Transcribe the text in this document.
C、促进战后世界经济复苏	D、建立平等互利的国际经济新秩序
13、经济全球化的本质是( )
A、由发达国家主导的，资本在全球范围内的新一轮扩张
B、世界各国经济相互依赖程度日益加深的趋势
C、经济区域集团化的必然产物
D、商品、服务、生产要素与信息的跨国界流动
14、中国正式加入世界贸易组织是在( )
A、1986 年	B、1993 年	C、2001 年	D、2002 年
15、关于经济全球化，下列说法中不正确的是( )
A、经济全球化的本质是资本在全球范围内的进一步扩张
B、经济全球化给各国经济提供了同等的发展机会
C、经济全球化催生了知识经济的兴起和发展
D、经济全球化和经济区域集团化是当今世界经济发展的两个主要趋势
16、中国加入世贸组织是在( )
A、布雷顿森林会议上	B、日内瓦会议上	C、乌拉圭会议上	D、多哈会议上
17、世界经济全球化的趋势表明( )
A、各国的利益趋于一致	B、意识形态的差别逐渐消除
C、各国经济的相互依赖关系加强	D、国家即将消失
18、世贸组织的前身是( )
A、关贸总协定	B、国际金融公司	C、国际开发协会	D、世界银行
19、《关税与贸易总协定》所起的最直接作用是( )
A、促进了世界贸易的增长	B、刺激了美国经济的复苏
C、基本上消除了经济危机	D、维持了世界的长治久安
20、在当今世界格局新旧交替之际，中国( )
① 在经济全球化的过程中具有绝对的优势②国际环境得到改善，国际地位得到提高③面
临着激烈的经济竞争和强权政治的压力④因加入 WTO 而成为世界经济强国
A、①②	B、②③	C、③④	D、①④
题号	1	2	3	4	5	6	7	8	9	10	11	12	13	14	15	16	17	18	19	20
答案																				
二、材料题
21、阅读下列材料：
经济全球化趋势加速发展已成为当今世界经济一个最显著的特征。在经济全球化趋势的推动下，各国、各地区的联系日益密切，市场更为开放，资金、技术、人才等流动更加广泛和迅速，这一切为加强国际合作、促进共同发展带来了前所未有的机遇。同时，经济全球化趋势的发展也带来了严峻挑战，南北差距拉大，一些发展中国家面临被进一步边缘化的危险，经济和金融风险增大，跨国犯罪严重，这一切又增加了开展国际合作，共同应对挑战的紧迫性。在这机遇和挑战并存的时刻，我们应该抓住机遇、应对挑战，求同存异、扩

■ ■ ■ ■

▸ **STATED GOAL**: Copy out the full set of records precisely, leaving nothing out.

▸ **EXERCISE SOLUTION**:
Transcribe the text in this document.
C、促进战后世界经济复苏	D、建立平等互利的国际经济新秩序
13、经济全球化的本质是( )
A、由发达国家主导的，资本在全球范围内的新一轮扩张
B、世界各国经济相互依赖程度日益加深的趋势
C、经济区域集团化的必然产物
D、商品、服务、生产要素与信息的跨国界流动
14、中国正式加入世界贸易组织是在( )
A、1986 年	B、1993 年	C、2001 年	D、2002 年
15、关于经济全球化，下列说法中不正确的是( )
A、经济全球化的本质是资本在全球范围内的进一步扩张
B、经济全球化给各国经济提供了同等的发展机会
C、经济全球化催生了知识经济的兴起和发展
D、经济全球化和经济区域集团化是当今世界经济发展的两个主要趋势
16、中国加入世贸组织是在( )
A、布雷顿森林会议上	B、日内瓦会议上	C、乌拉圭会议上	D、多哈会议上
17、世界经济全球化的趋势表明( )
A、各国的利益趋于一致	B、意识形态的差别逐渐消除
C、各国经济的相互依赖关系加强	D、国家即将消失
18、世贸组织的前身是( )
A、关贸总协定	B、国际金融公司	C、国际开发协会	D、世界银行
19、《关税与贸易总协定》所起的最直接作用是( )
A、促进了世界贸易的增长	B、刺激了美国经济的复苏
C、基本上消除了经济危机	D、维持了世界的长治久安
20、在当今世界格局新旧交替之际，中国( )
① 在经济全球化的过程中具有绝对的优势②国际环境得到改善，国际地位得到提高③面
临着激烈的经济竞争和强权政治的压力④因加入 WTO 而成为世界经济强国
A、①②	B、②③	C、③④	D、①④
题号	1	2	3	4	5	6	7	8	9	10	11	12	13	14	15	16	17	18	19	20
答案																				
二、材料题
21、阅读下列材料：
经济全球化趋势加速发展已成为当今世界经济一个最显著的特征。在经济全球化趋势的推动下，各国、各地区的联系日益密切，市场更为开放，资金、技术、人才等流动更加广泛和迅速，这一切为加强国际合作、促进共同发展带来了前所未有的机遇。同时，经济全球化趋势的发展也带来了严峻挑战，南北差距拉大，一些发展中国家面临被进一步边缘化的危险，经济和金融风险增大，跨国犯罪严重，这一切又增加了开展国际合作，共同应对挑战的紧迫性。在这机遇和挑战并存的时刻，我们应该抓住机遇、应对挑战，求同存异、扩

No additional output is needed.